* Exercise details: Filter out everything except lines holding "icon".

** BEGIN Data records **

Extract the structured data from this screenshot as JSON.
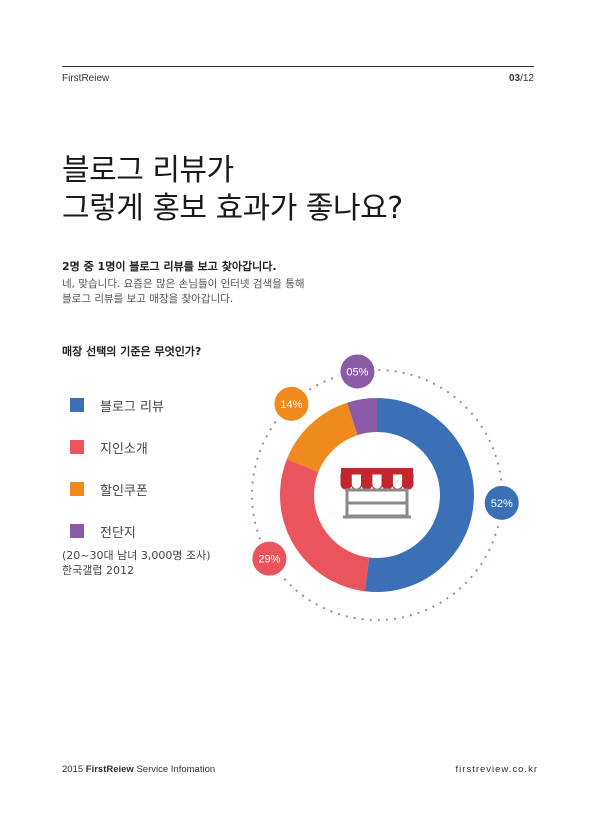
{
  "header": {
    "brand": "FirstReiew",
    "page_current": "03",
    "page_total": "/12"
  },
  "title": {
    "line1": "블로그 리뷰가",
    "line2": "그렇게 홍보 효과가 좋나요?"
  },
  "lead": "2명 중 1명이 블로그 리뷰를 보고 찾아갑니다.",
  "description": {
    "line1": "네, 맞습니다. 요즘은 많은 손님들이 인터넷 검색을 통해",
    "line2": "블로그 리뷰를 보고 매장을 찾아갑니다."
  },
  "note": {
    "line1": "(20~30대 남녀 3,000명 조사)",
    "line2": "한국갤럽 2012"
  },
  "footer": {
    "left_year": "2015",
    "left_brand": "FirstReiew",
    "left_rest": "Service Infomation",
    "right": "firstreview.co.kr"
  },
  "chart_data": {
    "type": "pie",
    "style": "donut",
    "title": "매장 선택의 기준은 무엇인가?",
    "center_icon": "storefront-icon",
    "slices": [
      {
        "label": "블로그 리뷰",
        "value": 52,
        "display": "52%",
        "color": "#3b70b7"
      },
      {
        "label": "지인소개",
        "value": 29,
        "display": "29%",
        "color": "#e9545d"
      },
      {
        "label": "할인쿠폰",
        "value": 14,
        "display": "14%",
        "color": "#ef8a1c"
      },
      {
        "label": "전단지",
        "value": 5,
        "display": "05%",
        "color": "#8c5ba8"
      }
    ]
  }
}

** END Data records **
** BEGIN Data records **

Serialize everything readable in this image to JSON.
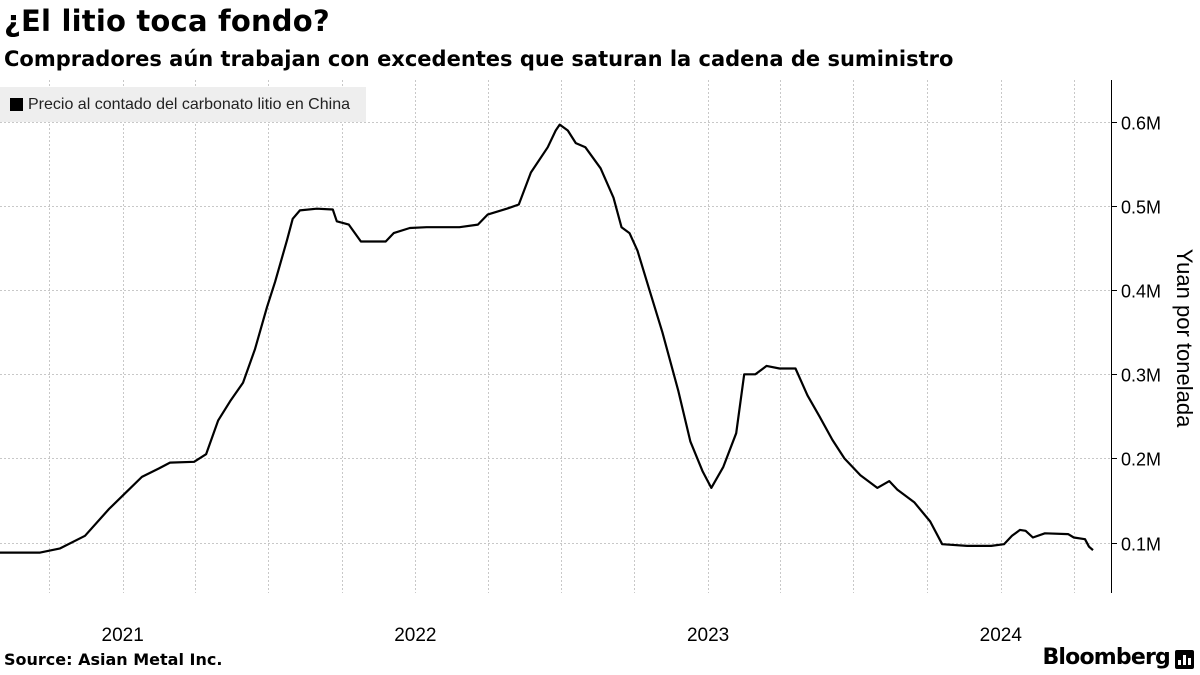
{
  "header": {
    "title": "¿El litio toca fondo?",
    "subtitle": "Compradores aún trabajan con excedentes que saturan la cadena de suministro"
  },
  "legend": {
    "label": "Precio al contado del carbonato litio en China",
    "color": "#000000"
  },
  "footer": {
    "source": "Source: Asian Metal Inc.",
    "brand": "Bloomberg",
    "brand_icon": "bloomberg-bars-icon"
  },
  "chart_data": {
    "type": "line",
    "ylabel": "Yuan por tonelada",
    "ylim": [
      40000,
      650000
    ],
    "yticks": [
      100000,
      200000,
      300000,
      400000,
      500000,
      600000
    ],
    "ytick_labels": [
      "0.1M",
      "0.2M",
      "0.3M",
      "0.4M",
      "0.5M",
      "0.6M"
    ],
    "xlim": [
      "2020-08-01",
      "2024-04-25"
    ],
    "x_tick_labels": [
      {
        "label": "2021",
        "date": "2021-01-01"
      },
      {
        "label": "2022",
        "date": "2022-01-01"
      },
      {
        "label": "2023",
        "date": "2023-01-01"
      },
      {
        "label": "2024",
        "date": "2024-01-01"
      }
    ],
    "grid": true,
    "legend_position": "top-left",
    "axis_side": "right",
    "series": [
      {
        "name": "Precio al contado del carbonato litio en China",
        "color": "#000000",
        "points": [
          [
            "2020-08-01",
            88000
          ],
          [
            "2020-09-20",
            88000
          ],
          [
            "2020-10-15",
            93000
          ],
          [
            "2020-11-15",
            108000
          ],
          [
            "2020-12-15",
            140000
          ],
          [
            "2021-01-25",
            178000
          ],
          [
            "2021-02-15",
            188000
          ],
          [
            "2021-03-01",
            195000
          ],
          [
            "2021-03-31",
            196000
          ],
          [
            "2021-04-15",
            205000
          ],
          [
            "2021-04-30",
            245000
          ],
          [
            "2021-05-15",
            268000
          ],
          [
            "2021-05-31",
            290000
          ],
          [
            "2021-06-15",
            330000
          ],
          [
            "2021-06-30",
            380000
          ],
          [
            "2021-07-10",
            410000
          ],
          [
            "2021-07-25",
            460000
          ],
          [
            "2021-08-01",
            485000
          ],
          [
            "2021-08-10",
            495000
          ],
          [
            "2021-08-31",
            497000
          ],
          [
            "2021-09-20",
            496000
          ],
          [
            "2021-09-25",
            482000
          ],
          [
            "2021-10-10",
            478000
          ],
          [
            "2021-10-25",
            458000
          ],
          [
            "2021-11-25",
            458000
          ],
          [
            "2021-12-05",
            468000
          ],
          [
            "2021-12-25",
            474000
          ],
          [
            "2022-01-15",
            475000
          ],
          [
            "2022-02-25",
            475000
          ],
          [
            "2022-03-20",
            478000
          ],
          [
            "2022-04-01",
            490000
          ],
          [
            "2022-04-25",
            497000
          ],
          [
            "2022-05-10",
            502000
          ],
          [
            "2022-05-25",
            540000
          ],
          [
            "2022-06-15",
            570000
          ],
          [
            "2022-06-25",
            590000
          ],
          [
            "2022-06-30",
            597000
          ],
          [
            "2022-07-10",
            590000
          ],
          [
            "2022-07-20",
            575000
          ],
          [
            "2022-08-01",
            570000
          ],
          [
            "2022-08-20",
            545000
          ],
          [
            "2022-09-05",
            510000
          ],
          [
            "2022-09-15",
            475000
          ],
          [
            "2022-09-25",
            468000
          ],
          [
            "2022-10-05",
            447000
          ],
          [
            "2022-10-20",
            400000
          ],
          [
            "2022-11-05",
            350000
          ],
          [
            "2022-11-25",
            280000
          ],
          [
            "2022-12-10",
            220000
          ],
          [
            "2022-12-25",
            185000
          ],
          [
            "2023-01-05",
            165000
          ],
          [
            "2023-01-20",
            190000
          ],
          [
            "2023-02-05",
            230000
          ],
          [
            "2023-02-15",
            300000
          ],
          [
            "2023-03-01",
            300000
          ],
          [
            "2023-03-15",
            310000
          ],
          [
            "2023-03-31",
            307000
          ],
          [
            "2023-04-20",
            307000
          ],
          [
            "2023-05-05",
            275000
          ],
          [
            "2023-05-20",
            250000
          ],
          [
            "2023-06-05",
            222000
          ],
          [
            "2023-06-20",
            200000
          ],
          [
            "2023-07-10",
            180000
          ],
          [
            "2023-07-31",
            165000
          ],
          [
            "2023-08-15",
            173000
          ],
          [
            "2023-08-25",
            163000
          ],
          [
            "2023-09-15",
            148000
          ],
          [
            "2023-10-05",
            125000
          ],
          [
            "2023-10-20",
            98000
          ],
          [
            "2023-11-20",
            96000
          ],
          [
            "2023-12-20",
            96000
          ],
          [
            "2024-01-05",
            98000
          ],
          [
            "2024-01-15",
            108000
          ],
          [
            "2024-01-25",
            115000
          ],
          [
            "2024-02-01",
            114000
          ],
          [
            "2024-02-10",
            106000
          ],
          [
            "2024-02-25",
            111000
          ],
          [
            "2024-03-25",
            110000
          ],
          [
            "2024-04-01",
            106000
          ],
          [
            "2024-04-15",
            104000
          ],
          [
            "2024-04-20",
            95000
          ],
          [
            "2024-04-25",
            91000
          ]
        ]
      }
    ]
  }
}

** END Data records **
** BEGIN Data records **

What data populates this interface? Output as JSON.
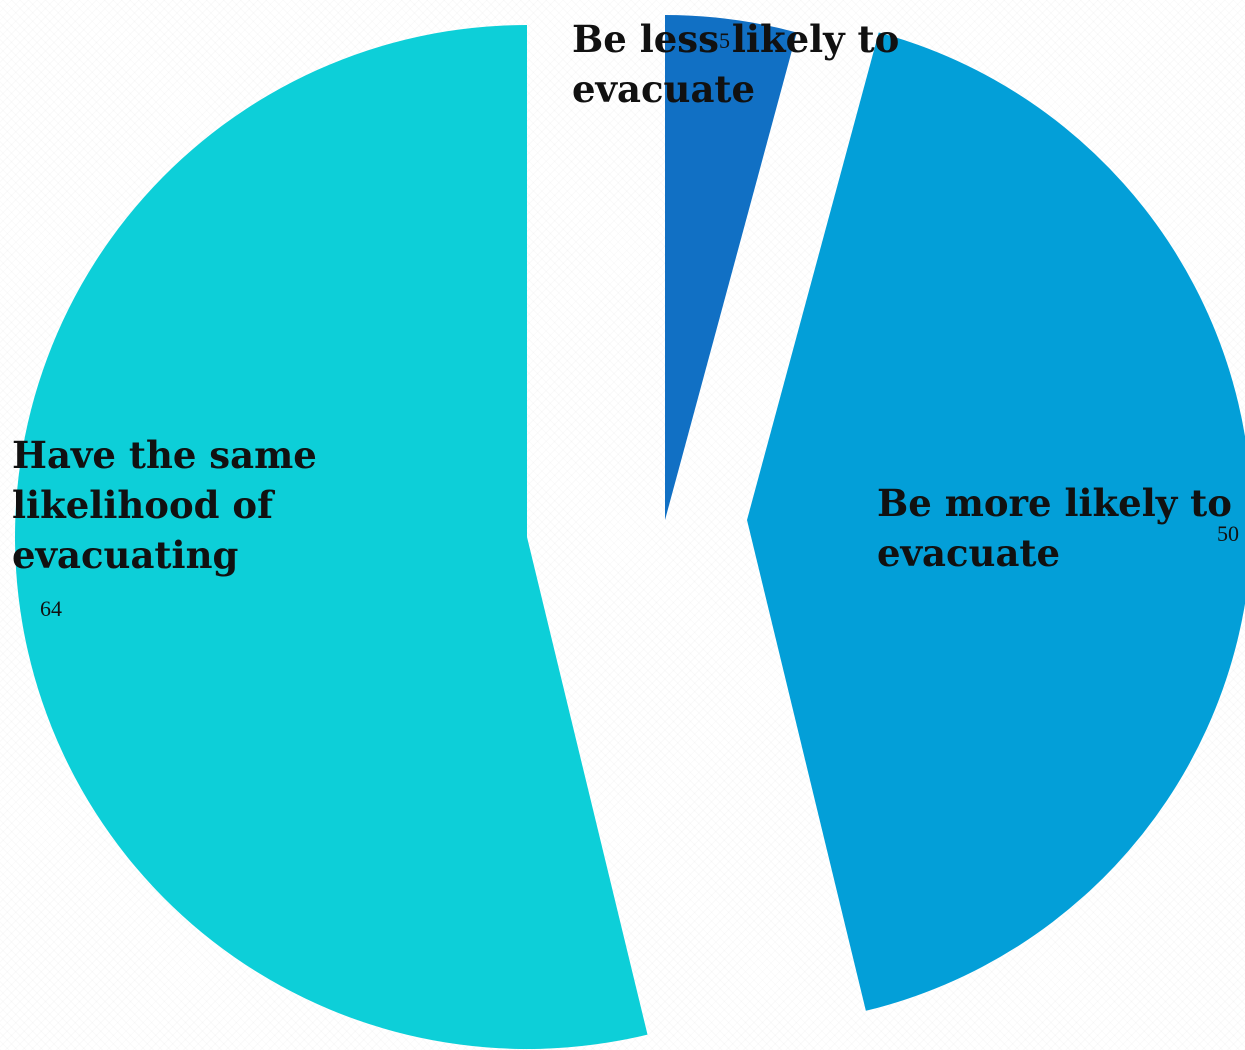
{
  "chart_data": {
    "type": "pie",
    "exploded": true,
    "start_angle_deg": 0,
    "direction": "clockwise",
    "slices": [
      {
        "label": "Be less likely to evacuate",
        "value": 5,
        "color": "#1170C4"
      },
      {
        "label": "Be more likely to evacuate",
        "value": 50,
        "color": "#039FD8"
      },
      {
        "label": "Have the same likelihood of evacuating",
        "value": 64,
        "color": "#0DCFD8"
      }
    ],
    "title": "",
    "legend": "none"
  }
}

** END Data records **

* The solution:
    "center_icon": "storefront-icon",
    "brand_icon": "bloomberg-bars-icon"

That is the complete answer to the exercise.